Task statement ▸
Quote the entries in full, character for character, without their images.

## start

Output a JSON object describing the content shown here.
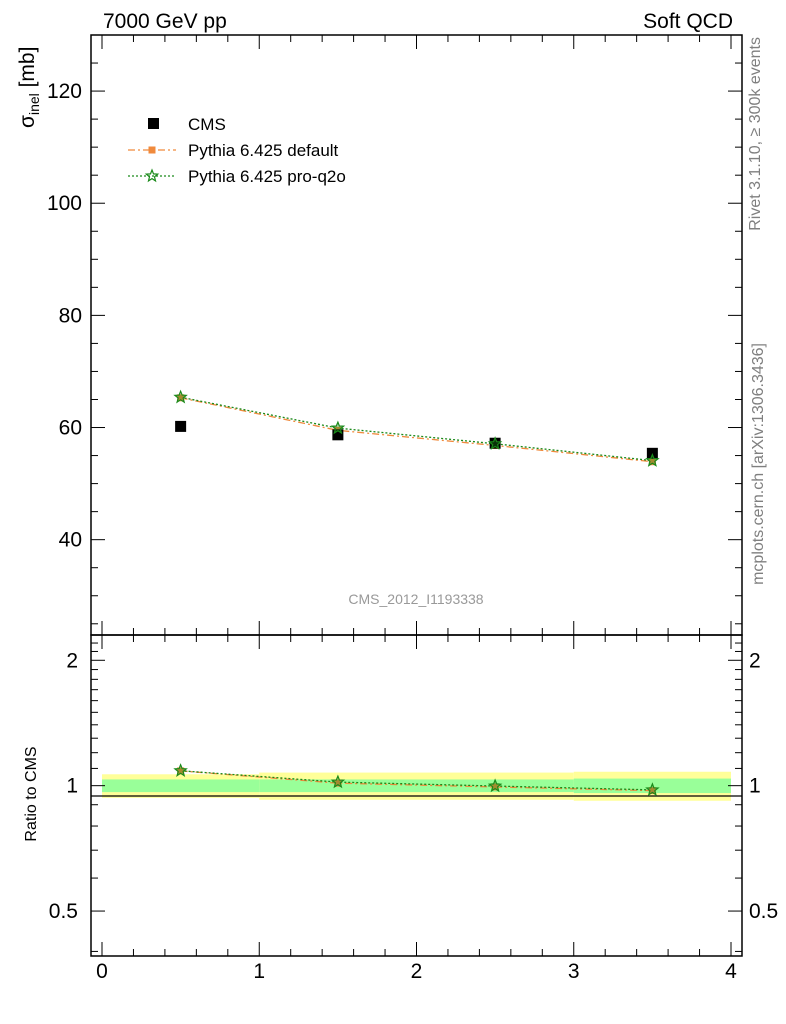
{
  "header": {
    "left": "7000 GeV pp",
    "right": "Soft QCD"
  },
  "side_text": {
    "rivet": "Rivet 3.1.10, ≥ 300k events",
    "mcplots": "mcplots.cern.ch [arXiv:1306.3436]"
  },
  "analysis_id": "CMS_2012_I1193338",
  "colors": {
    "cms": "#000000",
    "pythia_default": "#f08a3c",
    "pythia_proq2o": "#1a8a1a",
    "band_inner": "#99ff99",
    "band_outer": "#ffff99"
  },
  "icons": {
    "cms_marker": "filled-square",
    "pythia_default_marker": "filled-square",
    "pythia_proq2o_marker": "open-star"
  },
  "chart_data": [
    {
      "type": "scatter",
      "panel": "main",
      "ylabel": "σinel [mb]",
      "ylabel_main": "σ",
      "ylabel_sub": "inel",
      "ylabel_unit": " [mb]",
      "xlim": [
        -0.07,
        4.07
      ],
      "ylim": [
        23,
        130
      ],
      "yticks": [
        40,
        60,
        80,
        100,
        120
      ],
      "xticks": [
        0,
        1,
        2,
        3,
        4
      ],
      "legend_position": "top-left",
      "series": [
        {
          "key": "cms",
          "name": "CMS",
          "x": [
            0.5,
            1.5,
            2.5,
            3.5
          ],
          "y": [
            60.2,
            58.7,
            57.2,
            55.4
          ]
        },
        {
          "key": "pythia_default",
          "name": "Pythia 6.425 default",
          "x": [
            0.5,
            1.5,
            2.5,
            3.5
          ],
          "y": [
            65.3,
            59.5,
            56.8,
            53.9
          ]
        },
        {
          "key": "pythia_proq2o",
          "name": "Pythia 6.425 pro-q2o",
          "x": [
            0.5,
            1.5,
            2.5,
            3.5
          ],
          "y": [
            65.4,
            59.9,
            57.1,
            54.1
          ]
        }
      ]
    },
    {
      "type": "line",
      "panel": "ratio",
      "ylabel": "Ratio to CMS",
      "ylim": [
        0.39,
        2.3
      ],
      "yticks": [
        0.5,
        1,
        2
      ],
      "ytick_labels": [
        "0.5",
        "1",
        "2"
      ],
      "xticks": [
        0,
        1,
        2,
        3,
        4
      ],
      "xtick_labels": [
        "0",
        "1",
        "2",
        "3",
        "4"
      ],
      "bands": [
        {
          "x0": 0,
          "x1": 1,
          "inner": [
            0.965,
            1.035
          ],
          "outer": [
            0.935,
            1.065
          ]
        },
        {
          "x0": 1,
          "x1": 2,
          "inner": [
            0.965,
            1.035
          ],
          "outer": [
            0.925,
            1.075
          ]
        },
        {
          "x0": 2,
          "x1": 3,
          "inner": [
            0.965,
            1.035
          ],
          "outer": [
            0.925,
            1.075
          ]
        },
        {
          "x0": 3,
          "x1": 4,
          "inner": [
            0.96,
            1.04
          ],
          "outer": [
            0.92,
            1.08
          ]
        }
      ],
      "series": [
        {
          "key": "pythia_default",
          "x": [
            0.5,
            1.5,
            2.5,
            3.5
          ],
          "y": [
            1.085,
            1.014,
            0.993,
            0.973
          ]
        },
        {
          "key": "pythia_proq2o",
          "x": [
            0.5,
            1.5,
            2.5,
            3.5
          ],
          "y": [
            1.086,
            1.02,
            0.998,
            0.977
          ]
        }
      ]
    }
  ]
}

## end

The output ▸
Output a JSON object describing the content shown here.
{
  "header": {
    "left": "7000 GeV pp",
    "right": "Soft QCD"
  },
  "side_text": {
    "rivet": "Rivet 3.1.10, ≥ 300k events",
    "mcplots": "mcplots.cern.ch [arXiv:1306.3436]"
  },
  "analysis_id": "CMS_2012_I1193338",
  "colors": {
    "cms": "#000000",
    "pythia_default": "#f08a3c",
    "pythia_proq2o": "#1a8a1a",
    "band_inner": "#99ff99",
    "band_outer": "#ffff99"
  },
  "icons": {
    "cms_marker": "filled-square",
    "pythia_default_marker": "filled-square",
    "pythia_proq2o_marker": "open-star"
  },
  "chart_data": [
    {
      "type": "scatter",
      "panel": "main",
      "ylabel": "σinel [mb]",
      "ylabel_main": "σ",
      "ylabel_sub": "inel",
      "ylabel_unit": " [mb]",
      "xlim": [
        -0.07,
        4.07
      ],
      "ylim": [
        23,
        130
      ],
      "yticks": [
        40,
        60,
        80,
        100,
        120
      ],
      "xticks": [
        0,
        1,
        2,
        3,
        4
      ],
      "legend_position": "top-left",
      "series": [
        {
          "key": "cms",
          "name": "CMS",
          "x": [
            0.5,
            1.5,
            2.5,
            3.5
          ],
          "y": [
            60.2,
            58.7,
            57.2,
            55.4
          ]
        },
        {
          "key": "pythia_default",
          "name": "Pythia 6.425 default",
          "x": [
            0.5,
            1.5,
            2.5,
            3.5
          ],
          "y": [
            65.3,
            59.5,
            56.8,
            53.9
          ]
        },
        {
          "key": "pythia_proq2o",
          "name": "Pythia 6.425 pro-q2o",
          "x": [
            0.5,
            1.5,
            2.5,
            3.5
          ],
          "y": [
            65.4,
            59.9,
            57.1,
            54.1
          ]
        }
      ]
    },
    {
      "type": "line",
      "panel": "ratio",
      "ylabel": "Ratio to CMS",
      "ylim": [
        0.39,
        2.3
      ],
      "yticks": [
        0.5,
        1,
        2
      ],
      "ytick_labels": [
        "0.5",
        "1",
        "2"
      ],
      "xticks": [
        0,
        1,
        2,
        3,
        4
      ],
      "xtick_labels": [
        "0",
        "1",
        "2",
        "3",
        "4"
      ],
      "bands": [
        {
          "x0": 0,
          "x1": 1,
          "inner": [
            0.965,
            1.035
          ],
          "outer": [
            0.935,
            1.065
          ]
        },
        {
          "x0": 1,
          "x1": 2,
          "inner": [
            0.965,
            1.035
          ],
          "outer": [
            0.925,
            1.075
          ]
        },
        {
          "x0": 2,
          "x1": 3,
          "inner": [
            0.965,
            1.035
          ],
          "outer": [
            0.925,
            1.075
          ]
        },
        {
          "x0": 3,
          "x1": 4,
          "inner": [
            0.96,
            1.04
          ],
          "outer": [
            0.92,
            1.08
          ]
        }
      ],
      "series": [
        {
          "key": "pythia_default",
          "x": [
            0.5,
            1.5,
            2.5,
            3.5
          ],
          "y": [
            1.085,
            1.014,
            0.993,
            0.973
          ]
        },
        {
          "key": "pythia_proq2o",
          "x": [
            0.5,
            1.5,
            2.5,
            3.5
          ],
          "y": [
            1.086,
            1.02,
            0.998,
            0.977
          ]
        }
      ]
    }
  ]
}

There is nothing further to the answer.